_Your goal_
Type out the material below exactly.

_Listed records_
-*-

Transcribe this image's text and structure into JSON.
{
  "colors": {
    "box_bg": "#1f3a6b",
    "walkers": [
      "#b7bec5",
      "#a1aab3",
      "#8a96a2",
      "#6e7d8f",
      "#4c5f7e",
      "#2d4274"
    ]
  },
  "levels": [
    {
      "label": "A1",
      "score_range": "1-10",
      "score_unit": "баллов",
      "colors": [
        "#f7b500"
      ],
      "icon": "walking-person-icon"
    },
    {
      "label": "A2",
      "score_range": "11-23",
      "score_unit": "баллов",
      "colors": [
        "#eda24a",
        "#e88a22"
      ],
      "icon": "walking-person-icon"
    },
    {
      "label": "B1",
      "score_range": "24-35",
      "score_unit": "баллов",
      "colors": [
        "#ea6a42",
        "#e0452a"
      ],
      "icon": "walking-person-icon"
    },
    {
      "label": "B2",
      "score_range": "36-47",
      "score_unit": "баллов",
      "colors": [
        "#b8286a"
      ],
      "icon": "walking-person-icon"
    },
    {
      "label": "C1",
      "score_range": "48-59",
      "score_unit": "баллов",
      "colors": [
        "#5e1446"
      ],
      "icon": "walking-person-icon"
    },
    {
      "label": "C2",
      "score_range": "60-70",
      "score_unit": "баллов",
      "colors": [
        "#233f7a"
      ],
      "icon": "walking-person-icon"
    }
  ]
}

-*-

_The answer_
Transcribe this image's text and structure into JSON.
{
  "colors": {
    "box_bg": "#1f3a6b",
    "walkers": [
      "#b7bec5",
      "#a1aab3",
      "#8a96a2",
      "#6e7d8f",
      "#4c5f7e",
      "#2d4274"
    ]
  },
  "levels": [
    {
      "label": "A1",
      "score_range": "1-10",
      "score_unit": "баллов",
      "colors": [
        "#f7b500"
      ],
      "icon": "walking-person-icon"
    },
    {
      "label": "A2",
      "score_range": "11-23",
      "score_unit": "баллов",
      "colors": [
        "#eda24a",
        "#e88a22"
      ],
      "icon": "walking-person-icon"
    },
    {
      "label": "B1",
      "score_range": "24-35",
      "score_unit": "баллов",
      "colors": [
        "#ea6a42",
        "#e0452a"
      ],
      "icon": "walking-person-icon"
    },
    {
      "label": "B2",
      "score_range": "36-47",
      "score_unit": "баллов",
      "colors": [
        "#b8286a"
      ],
      "icon": "walking-person-icon"
    },
    {
      "label": "C1",
      "score_range": "48-59",
      "score_unit": "баллов",
      "colors": [
        "#5e1446"
      ],
      "icon": "walking-person-icon"
    },
    {
      "label": "C2",
      "score_range": "60-70",
      "score_unit": "баллов",
      "colors": [
        "#233f7a"
      ],
      "icon": "walking-person-icon"
    }
  ]
}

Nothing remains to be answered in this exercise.